§ **Your objective**
The records below hold pictures; please leave those out and retype the rest exactly.

§ **Provided data**

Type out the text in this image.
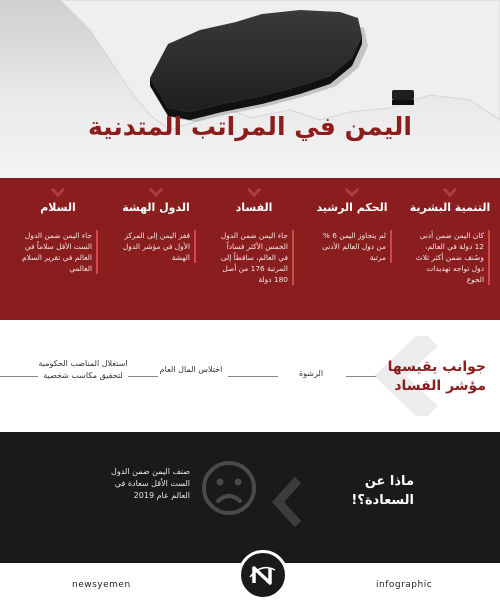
اليمن في المراتب المتدنية
التنمية البشرية
كان اليمن ضمن أدنى 12 دولة في العالم، وصُنف ضمن أكثر ثلاث دول تواجه تهديدات الجوع
الحكم الرشيد
لم يتجاوز اليمن 6 % من دول العالم الأدنى مرتبة
الفساد
جاء اليمن ضمن الدول الخمس الأكثر فساداً في العالم، ساقطاً إلى المرتبة 176 من أصل 180 دولة
الدول الهشة
قفز اليمن إلى المركز الأول في مؤشر الدول الهشة
السلام
جاء اليمن ضمن الدول الست الأقل سلاماً في العالم في تقرير السلام العالمي
جوانب يقيسها
مؤشر الفساد
الرشوة
اختلاس المال العام
استغلال المناصب الحكومية لتحقيق مكاسب شخصية
ماذا عن
السعادة؟!
صنف اليمن ضمن الدول الست الأقل سعادة في العالم عام 2019
newsyemen	infographic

§ **Output**
Type out the text in this image.
اليمن في المراتب المتدنية
التنمية البشرية
كان اليمن ضمن أدنى 12 دولة في العالم، وصُنف ضمن أكثر ثلاث دول تواجه تهديدات الجوع
الحكم الرشيد
لم يتجاوز اليمن 6 % من دول العالم الأدنى مرتبة
الفساد
جاء اليمن ضمن الدول الخمس الأكثر فساداً في العالم، ساقطاً إلى المرتبة 176 من أصل 180 دولة
الدول الهشة
قفز اليمن إلى المركز الأول في مؤشر الدول الهشة
السلام
جاء اليمن ضمن الدول الست الأقل سلاماً في العالم في تقرير السلام العالمي
جوانب يقيسها
مؤشر الفساد
الرشوة
اختلاس المال العام
استغلال المناصب الحكومية لتحقيق مكاسب شخصية
ماذا عن
السعادة؟!
صنف اليمن ضمن الدول الست الأقل سعادة في العالم عام 2019
newsyemen	infographic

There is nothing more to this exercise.